— Task goal —
Reproduce the part of the RRD patch message below that opens with the words containing "[pve-devel] [PATCH cluster" and closes with "keep spikes present.".

— Document excerpt —
┌──

[pve-devel] [PATCH cluster 2/3] RRD: fetch data from old rrd file if present and needed
Laurențiu Leahu-Vlăducu
l.leahu-vladucu at proxmox.com
Fri Sep 12 19:48:50 CEST 2025
Reviewed-by: Laurențiu Leahu-Vlăducu <l.leahu-vladucu at proxmox.com>
Tested-by: Laurențiu Leahu-Vlăducu <l.leahu-vladucu at proxmox.com>
On 05.09.25 15:55, Aaron Lauterer wrote:
> One side effect of the RRD migration is that MAX spikes are flattened
> due to the new more fine grained resolution.
>
> If we request RRD data that was still covered in the old rrd file, we
> can fetch those data from there and then append newer data from the new
> RRD files. This way, we still have the older more coarse resolution for
> the old data and keep spikes present.
>
> Old RRD files can be either in {rrd}.old or just {rrd} without the .old
> suffix. This depends on if the rrd migration tool has been run on the
> host or not.
>
> One side effect of this more dynamic approach is that the step size
> determined by RRDs::fetch will not match up in many situations.
> Therefore we drop the check for the step size!
>
> For example, if we choose Year as the time frame, but the new file only
> has a much shorter amound of data present, RRDs::fetch will use a
> smaller step size, if it can still cover the requested data with it.

└──

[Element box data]
┌──

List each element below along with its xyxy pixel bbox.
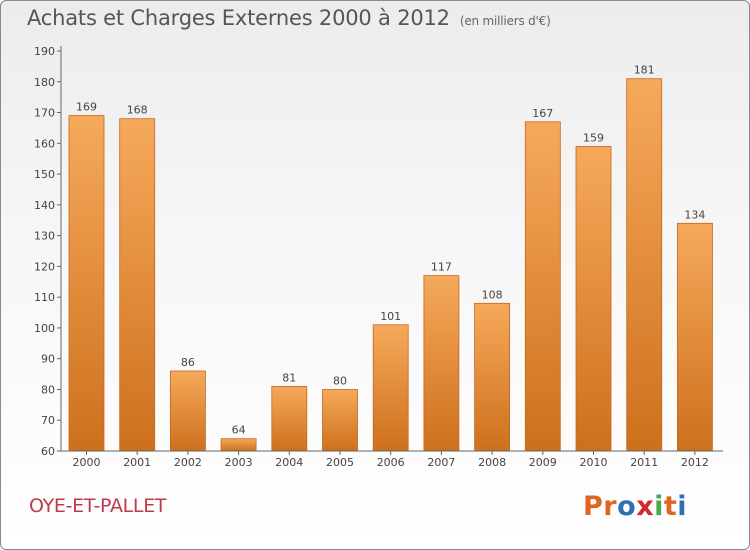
- bar-2011: [626, 78, 663, 452]
- data-label-2002: 86: [181, 356, 195, 369]
- data-label-2009: 167: [532, 107, 553, 120]
- bar-2002: [169, 370, 206, 452]
- x-tick-label-2005: 2005: [326, 456, 354, 469]
- bar-2000: [68, 115, 105, 452]
- y-tick-label-80: 80: [41, 383, 55, 396]
- logo-letter: x: [636, 491, 655, 522]
- y-tick-label-70: 70: [41, 414, 55, 427]
- bar-2004: [271, 385, 308, 452]
- bar-2008: [474, 302, 511, 452]
- y-tick-label-170: 170: [34, 107, 55, 120]
- bar-2007: [423, 275, 460, 452]
- y-tick-label-160: 160: [34, 137, 55, 150]
- x-tick-label-2010: 2010: [580, 456, 608, 469]
- data-label-2003: 64: [232, 424, 246, 437]
- bar-2001: [119, 118, 156, 452]
- data-label-2006: 101: [380, 310, 401, 323]
- x-tick-label-2012: 2012: [681, 456, 709, 469]
- y-tick-label-100: 100: [34, 322, 55, 335]
- data-label-2000: 169: [76, 101, 97, 114]
- chart-title: Achats et Charges Externes 2000 à 2012 (e…: [27, 6, 551, 30]
- logo-letter: o: [617, 491, 637, 522]
- data-label-2010: 159: [583, 131, 604, 144]
- y-tick-label-110: 110: [34, 291, 55, 304]
- bar-2005: [322, 389, 358, 452]
- data-label-2011: 181: [634, 64, 655, 77]
- logo-letter: P: [583, 491, 604, 522]
- data-label-2008: 108: [482, 288, 503, 301]
- bar-2003: [220, 438, 257, 452]
- x-tick-label-2008: 2008: [478, 456, 506, 469]
- data-label-2012: 134: [684, 208, 705, 221]
- x-tick-label-2011: 2011: [630, 456, 658, 469]
- y-tick-label-130: 130: [34, 230, 55, 243]
- commune-name: OYE-ET-PALLET: [29, 495, 167, 517]
- logo-letter: r: [603, 491, 618, 522]
- y-tick-label-140: 140: [34, 199, 55, 212]
- x-tick-label-2009: 2009: [529, 456, 557, 469]
- data-label-2007: 117: [431, 261, 452, 274]
- chart-subtitle: (en milliers d'€): [459, 14, 551, 28]
- data-label-2005: 80: [333, 375, 347, 388]
- x-tick-label-2000: 2000: [73, 456, 101, 469]
- y-tick-label-180: 180: [34, 76, 55, 89]
- x-tick-label-2001: 2001: [123, 456, 151, 469]
- bar-2012: [677, 222, 713, 452]
- x-tick-label-2006: 2006: [377, 456, 405, 469]
- x-tick-label-2002: 2002: [174, 456, 202, 469]
- bar-2010: [575, 145, 612, 452]
- y-tick-label-150: 150: [34, 168, 55, 181]
- logo-letter: i: [677, 491, 688, 522]
- data-label-2004: 81: [282, 371, 296, 384]
- bar-2006: [372, 324, 409, 452]
- bar-2009: [524, 121, 561, 452]
- x-tick-label-2003: 2003: [225, 456, 253, 469]
- y-tick-label-90: 90: [41, 353, 55, 366]
- logo-letter: i: [654, 491, 664, 522]
- y-tick-label-60: 60: [41, 445, 55, 458]
- x-tick-label-2007: 2007: [427, 456, 455, 469]
- x-tick-label-2004: 2004: [275, 456, 303, 469]
- data-label-2001: 168: [127, 104, 148, 117]
- logo-letter: t: [663, 491, 678, 522]
- y-tick-label-190: 190: [34, 45, 55, 58]
- chart-title-text: Achats et Charges Externes 2000 à 2012: [27, 6, 450, 30]
- proxiti-logo: Proxiti: [583, 491, 687, 522]
- y-tick-label-120: 120: [34, 260, 55, 273]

└──

— Problem solution —
[pve-devel] [PATCH cluster 2/3] RRD: fetch data from old rrd file if present and needed
Laurențiu Leahu-Vlăducu
l.leahu-vladucu at proxmox.com
Fri Sep 12 19:48:50 CEST 2025
Reviewed-by: Laurențiu Leahu-Vlăducu <l.leahu-vladucu at proxmox.com>
Tested-by: Laurențiu Leahu-Vlăducu <l.leahu-vladucu at proxmox.com>
On 05.09.25 15:55, Aaron Lauterer wrote:
> One side effect of the RRD migration is that MAX spikes are flattened
> due to the new more fine grained resolution.
>
> If we request RRD data that was still covered in the old rrd file, we
> can fetch those data from there and then append newer data from the new
> RRD files. This way, we still have the older more coarse resolution for
> the old data and keep spikes present.